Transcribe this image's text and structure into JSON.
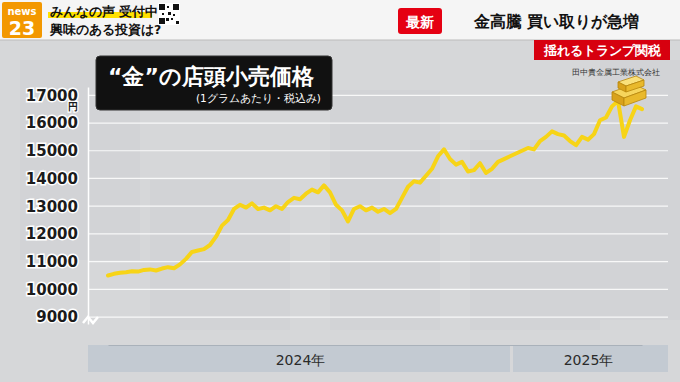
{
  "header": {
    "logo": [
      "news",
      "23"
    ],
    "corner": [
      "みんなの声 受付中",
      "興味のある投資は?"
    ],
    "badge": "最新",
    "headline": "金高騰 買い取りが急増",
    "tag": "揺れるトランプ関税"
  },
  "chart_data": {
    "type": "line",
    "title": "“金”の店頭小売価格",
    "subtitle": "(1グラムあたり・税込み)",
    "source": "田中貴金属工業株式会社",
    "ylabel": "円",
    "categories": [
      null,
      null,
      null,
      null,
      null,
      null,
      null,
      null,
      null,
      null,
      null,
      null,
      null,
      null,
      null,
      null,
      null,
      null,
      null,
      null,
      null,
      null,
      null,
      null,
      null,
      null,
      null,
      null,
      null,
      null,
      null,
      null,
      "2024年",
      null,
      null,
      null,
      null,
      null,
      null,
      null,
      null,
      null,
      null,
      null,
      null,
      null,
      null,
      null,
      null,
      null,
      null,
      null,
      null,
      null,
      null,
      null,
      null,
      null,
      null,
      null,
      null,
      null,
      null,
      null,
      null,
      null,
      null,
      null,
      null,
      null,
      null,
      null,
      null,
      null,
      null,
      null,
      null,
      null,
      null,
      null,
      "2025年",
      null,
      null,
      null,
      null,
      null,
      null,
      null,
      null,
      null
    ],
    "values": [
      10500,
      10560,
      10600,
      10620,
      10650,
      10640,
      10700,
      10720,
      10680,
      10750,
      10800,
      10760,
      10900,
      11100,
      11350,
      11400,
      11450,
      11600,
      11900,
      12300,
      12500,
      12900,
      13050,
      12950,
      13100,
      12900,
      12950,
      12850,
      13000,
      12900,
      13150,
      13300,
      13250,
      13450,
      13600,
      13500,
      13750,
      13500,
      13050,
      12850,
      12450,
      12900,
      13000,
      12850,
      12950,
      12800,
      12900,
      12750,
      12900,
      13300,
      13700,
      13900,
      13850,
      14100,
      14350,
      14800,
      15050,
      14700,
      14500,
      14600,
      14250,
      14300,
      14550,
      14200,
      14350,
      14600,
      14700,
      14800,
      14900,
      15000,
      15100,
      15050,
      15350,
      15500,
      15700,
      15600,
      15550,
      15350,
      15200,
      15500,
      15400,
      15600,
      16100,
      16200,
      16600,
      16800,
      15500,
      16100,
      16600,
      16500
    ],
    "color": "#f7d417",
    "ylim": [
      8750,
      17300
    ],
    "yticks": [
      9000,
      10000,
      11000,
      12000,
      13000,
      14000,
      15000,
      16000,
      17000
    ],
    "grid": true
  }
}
....................
SHORT EXERCISE →
Reproduce the listing word for word and omit its pictures.

TASK ANSWER →
Transcribe this image's text and structure into JSON.
{
  "header": {
    "logo": [
      "news",
      "23"
    ],
    "corner": [
      "みんなの声 受付中",
      "興味のある投資は?"
    ],
    "badge": "最新",
    "headline": "金高騰 買い取りが急増",
    "tag": "揺れるトランプ関税"
  },
  "chart_data": {
    "type": "line",
    "title": "“金”の店頭小売価格",
    "subtitle": "(1グラムあたり・税込み)",
    "source": "田中貴金属工業株式会社",
    "ylabel": "円",
    "categories": [
      null,
      null,
      null,
      null,
      null,
      null,
      null,
      null,
      null,
      null,
      null,
      null,
      null,
      null,
      null,
      null,
      null,
      null,
      null,
      null,
      null,
      null,
      null,
      null,
      null,
      null,
      null,
      null,
      null,
      null,
      null,
      null,
      "2024年",
      null,
      null,
      null,
      null,
      null,
      null,
      null,
      null,
      null,
      null,
      null,
      null,
      null,
      null,
      null,
      null,
      null,
      null,
      null,
      null,
      null,
      null,
      null,
      null,
      null,
      null,
      null,
      null,
      null,
      null,
      null,
      null,
      null,
      null,
      null,
      null,
      null,
      null,
      null,
      null,
      null,
      null,
      null,
      null,
      null,
      null,
      null,
      "2025年",
      null,
      null,
      null,
      null,
      null,
      null,
      null,
      null,
      null
    ],
    "values": [
      10500,
      10560,
      10600,
      10620,
      10650,
      10640,
      10700,
      10720,
      10680,
      10750,
      10800,
      10760,
      10900,
      11100,
      11350,
      11400,
      11450,
      11600,
      11900,
      12300,
      12500,
      12900,
      13050,
      12950,
      13100,
      12900,
      12950,
      12850,
      13000,
      12900,
      13150,
      13300,
      13250,
      13450,
      13600,
      13500,
      13750,
      13500,
      13050,
      12850,
      12450,
      12900,
      13000,
      12850,
      12950,
      12800,
      12900,
      12750,
      12900,
      13300,
      13700,
      13900,
      13850,
      14100,
      14350,
      14800,
      15050,
      14700,
      14500,
      14600,
      14250,
      14300,
      14550,
      14200,
      14350,
      14600,
      14700,
      14800,
      14900,
      15000,
      15100,
      15050,
      15350,
      15500,
      15700,
      15600,
      15550,
      15350,
      15200,
      15500,
      15400,
      15600,
      16100,
      16200,
      16600,
      16800,
      15500,
      16100,
      16600,
      16500
    ],
    "color": "#f7d417",
    "ylim": [
      8750,
      17300
    ],
    "yticks": [
      9000,
      10000,
      11000,
      12000,
      13000,
      14000,
      15000,
      16000,
      17000
    ],
    "grid": true
  }
}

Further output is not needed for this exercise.